Data entries:
-------------------------

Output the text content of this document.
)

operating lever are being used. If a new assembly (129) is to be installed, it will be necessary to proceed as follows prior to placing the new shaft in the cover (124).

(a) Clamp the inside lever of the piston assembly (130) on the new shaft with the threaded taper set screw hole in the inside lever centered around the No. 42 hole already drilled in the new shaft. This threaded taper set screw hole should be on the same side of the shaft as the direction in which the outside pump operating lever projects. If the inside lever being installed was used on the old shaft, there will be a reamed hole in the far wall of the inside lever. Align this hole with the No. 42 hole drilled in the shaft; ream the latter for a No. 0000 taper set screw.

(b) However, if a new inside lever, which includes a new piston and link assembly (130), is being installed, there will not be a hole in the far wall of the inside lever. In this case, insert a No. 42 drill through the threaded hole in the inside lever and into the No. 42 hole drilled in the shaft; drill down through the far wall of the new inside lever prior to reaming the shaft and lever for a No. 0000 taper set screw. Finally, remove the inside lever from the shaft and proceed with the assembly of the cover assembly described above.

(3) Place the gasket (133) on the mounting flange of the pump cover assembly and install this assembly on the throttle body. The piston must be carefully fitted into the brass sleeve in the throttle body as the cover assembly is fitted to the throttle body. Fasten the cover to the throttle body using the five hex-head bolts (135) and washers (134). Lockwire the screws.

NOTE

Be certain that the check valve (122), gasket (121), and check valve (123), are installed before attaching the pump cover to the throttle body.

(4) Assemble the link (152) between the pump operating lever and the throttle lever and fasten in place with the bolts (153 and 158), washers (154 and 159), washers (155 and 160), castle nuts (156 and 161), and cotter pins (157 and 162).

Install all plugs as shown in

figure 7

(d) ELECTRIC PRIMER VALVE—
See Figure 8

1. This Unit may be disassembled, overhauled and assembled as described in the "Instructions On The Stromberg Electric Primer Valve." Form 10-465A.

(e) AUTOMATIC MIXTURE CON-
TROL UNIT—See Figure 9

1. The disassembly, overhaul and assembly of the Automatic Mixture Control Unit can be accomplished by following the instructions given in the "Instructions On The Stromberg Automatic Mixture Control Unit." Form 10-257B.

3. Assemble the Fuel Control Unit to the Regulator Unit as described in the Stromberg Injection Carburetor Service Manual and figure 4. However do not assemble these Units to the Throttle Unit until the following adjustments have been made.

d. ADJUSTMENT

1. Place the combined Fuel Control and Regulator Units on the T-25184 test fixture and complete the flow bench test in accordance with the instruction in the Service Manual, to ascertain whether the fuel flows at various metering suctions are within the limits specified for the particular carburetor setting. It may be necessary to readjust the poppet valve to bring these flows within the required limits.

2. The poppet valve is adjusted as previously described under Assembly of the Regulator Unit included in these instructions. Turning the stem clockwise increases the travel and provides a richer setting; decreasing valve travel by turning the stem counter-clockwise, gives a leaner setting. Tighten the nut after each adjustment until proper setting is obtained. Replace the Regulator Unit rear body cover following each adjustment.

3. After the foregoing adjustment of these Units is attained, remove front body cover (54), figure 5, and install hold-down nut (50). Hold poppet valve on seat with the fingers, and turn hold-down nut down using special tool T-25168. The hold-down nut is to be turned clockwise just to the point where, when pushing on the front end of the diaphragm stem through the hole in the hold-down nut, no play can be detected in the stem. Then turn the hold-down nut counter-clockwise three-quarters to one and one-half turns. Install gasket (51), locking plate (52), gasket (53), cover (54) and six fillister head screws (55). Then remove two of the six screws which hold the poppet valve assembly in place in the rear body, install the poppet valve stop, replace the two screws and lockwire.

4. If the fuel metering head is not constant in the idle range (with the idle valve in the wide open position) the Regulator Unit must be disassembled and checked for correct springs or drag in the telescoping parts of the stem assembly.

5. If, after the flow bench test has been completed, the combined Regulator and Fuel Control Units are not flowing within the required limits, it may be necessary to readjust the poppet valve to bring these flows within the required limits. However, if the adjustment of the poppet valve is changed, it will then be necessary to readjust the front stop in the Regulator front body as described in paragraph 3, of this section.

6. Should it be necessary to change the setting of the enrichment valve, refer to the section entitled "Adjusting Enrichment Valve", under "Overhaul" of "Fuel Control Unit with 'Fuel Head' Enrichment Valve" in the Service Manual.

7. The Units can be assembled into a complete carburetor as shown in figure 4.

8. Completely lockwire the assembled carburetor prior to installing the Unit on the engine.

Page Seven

-------------------------

Request: Among the lines of the records above, count those holding the string "following", and report only the number.

Task solution: 3